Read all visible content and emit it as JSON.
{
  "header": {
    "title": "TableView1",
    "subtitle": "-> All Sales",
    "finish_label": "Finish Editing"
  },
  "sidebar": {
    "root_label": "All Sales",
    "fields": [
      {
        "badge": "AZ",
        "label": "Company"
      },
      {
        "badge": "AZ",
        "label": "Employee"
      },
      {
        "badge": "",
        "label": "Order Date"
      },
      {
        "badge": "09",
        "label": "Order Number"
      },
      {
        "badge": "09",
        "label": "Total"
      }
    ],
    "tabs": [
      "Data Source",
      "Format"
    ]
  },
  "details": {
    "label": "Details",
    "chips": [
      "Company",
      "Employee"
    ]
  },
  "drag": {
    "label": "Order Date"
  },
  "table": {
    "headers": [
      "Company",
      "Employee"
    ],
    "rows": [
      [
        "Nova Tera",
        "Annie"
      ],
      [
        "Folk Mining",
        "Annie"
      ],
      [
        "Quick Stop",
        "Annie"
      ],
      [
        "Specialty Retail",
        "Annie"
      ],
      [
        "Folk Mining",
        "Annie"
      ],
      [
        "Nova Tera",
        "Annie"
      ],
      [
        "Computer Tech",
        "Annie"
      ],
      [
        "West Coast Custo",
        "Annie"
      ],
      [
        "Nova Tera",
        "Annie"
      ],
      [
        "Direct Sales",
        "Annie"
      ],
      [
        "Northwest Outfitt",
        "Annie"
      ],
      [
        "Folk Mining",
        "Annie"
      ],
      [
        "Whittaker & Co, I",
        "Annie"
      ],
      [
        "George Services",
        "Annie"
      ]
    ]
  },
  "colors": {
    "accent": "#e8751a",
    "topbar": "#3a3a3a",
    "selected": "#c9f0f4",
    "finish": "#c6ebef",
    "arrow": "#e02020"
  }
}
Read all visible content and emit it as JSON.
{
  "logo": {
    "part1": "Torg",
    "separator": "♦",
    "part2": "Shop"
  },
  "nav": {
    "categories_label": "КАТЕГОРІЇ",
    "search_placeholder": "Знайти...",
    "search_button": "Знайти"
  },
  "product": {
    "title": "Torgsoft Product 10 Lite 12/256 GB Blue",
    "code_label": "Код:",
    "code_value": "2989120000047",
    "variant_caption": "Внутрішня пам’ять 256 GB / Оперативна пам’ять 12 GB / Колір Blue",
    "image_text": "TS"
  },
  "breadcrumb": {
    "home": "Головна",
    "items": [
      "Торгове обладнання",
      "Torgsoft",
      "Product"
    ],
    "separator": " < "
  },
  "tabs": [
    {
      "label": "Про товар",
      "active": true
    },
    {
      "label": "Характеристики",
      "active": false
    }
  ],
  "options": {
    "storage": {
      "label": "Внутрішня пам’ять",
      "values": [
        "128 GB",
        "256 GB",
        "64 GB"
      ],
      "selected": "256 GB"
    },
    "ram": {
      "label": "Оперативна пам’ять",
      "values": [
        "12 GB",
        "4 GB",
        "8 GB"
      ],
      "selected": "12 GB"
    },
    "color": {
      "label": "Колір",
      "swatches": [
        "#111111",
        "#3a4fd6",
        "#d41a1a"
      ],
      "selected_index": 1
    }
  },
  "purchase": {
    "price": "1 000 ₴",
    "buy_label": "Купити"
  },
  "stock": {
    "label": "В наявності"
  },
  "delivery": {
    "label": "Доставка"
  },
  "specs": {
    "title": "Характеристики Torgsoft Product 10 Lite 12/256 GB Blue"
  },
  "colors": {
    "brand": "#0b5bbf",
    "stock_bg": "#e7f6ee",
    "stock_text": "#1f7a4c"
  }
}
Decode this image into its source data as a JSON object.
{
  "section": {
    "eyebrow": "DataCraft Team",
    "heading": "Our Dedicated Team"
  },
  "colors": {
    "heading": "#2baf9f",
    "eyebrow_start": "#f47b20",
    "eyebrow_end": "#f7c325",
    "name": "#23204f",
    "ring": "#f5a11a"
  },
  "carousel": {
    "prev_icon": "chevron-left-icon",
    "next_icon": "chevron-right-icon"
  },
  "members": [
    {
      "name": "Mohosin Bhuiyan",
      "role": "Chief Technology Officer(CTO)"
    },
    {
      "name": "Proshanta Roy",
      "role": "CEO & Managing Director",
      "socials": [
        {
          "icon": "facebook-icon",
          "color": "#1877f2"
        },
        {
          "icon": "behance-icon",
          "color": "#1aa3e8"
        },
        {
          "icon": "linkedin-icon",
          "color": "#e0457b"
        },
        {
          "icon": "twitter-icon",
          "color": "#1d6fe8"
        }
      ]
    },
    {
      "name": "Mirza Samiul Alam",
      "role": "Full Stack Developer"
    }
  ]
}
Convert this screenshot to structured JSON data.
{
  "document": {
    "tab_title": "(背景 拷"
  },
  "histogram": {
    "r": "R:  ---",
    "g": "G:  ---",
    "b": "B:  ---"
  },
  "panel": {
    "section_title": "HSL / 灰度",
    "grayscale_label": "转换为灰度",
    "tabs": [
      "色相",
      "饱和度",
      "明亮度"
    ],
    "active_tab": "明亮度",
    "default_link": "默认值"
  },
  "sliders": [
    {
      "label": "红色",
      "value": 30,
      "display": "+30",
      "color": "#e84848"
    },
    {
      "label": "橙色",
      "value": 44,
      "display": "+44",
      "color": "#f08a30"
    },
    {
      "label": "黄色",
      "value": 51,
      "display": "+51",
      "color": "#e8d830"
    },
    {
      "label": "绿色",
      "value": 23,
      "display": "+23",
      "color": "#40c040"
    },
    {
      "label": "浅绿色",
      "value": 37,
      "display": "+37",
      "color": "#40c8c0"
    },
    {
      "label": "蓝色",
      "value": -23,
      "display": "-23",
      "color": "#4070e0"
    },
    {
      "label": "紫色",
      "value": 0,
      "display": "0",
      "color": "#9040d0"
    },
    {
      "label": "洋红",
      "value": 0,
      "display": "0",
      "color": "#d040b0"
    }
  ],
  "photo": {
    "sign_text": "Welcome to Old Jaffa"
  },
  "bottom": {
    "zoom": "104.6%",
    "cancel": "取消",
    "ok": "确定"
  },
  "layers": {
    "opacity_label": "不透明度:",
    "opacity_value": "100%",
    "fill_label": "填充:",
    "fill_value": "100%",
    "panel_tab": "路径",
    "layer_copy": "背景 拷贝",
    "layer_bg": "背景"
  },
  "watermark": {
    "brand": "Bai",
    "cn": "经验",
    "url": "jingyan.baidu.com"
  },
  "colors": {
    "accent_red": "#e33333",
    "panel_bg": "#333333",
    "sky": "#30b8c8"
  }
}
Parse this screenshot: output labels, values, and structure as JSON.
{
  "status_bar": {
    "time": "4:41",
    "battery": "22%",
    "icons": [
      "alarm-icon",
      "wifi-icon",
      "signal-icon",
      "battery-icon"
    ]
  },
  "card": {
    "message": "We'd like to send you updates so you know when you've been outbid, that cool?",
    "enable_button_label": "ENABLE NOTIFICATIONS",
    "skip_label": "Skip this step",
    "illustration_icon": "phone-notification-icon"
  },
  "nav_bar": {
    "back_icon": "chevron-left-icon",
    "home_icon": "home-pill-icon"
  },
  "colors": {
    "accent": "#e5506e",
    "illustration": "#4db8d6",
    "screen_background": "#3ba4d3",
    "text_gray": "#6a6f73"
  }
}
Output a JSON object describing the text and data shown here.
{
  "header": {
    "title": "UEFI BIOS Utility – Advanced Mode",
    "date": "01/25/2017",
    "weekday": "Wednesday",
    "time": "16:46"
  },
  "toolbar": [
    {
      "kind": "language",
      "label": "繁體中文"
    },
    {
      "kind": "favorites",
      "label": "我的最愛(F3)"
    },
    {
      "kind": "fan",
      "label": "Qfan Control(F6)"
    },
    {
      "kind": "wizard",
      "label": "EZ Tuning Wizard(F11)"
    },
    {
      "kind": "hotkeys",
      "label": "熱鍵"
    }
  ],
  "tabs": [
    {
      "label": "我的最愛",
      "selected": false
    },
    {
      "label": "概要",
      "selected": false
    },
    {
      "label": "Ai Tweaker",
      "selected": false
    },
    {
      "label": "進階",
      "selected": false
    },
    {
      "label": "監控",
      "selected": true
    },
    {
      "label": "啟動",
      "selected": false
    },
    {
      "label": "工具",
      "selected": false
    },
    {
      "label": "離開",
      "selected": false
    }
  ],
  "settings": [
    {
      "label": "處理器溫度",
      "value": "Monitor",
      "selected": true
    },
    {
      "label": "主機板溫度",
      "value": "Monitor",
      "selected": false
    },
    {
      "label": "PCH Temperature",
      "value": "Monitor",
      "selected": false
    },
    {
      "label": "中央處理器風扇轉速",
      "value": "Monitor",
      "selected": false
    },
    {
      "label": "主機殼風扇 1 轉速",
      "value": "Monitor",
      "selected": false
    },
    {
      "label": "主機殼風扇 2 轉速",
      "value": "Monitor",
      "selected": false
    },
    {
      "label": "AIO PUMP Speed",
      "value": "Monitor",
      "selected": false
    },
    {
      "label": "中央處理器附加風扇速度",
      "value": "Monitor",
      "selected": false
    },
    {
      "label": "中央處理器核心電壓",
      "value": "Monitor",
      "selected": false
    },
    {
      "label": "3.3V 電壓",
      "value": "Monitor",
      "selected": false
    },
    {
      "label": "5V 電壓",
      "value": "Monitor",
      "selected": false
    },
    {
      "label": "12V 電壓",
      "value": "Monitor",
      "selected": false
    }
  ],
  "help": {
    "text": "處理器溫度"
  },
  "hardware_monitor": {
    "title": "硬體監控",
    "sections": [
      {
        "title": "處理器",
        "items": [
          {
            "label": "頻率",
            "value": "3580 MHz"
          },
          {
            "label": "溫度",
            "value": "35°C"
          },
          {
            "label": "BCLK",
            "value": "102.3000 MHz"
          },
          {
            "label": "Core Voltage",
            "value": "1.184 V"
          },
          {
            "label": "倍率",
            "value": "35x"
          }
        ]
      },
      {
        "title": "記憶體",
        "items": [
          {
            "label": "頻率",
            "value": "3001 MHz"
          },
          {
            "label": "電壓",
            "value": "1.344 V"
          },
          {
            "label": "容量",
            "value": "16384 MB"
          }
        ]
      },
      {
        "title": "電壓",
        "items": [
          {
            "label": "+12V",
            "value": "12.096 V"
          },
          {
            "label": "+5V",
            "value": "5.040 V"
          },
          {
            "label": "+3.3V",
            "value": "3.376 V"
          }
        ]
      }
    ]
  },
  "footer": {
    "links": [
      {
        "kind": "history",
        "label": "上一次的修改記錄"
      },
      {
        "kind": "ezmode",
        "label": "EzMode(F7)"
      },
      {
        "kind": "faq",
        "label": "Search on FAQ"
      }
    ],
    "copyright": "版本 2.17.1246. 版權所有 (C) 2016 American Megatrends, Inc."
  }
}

• **REQUEST**:
Check each line of the data above for the word "heading", then state how many lines have it. Give the number alone.

• **ANSWER TO THIS TASK**:
2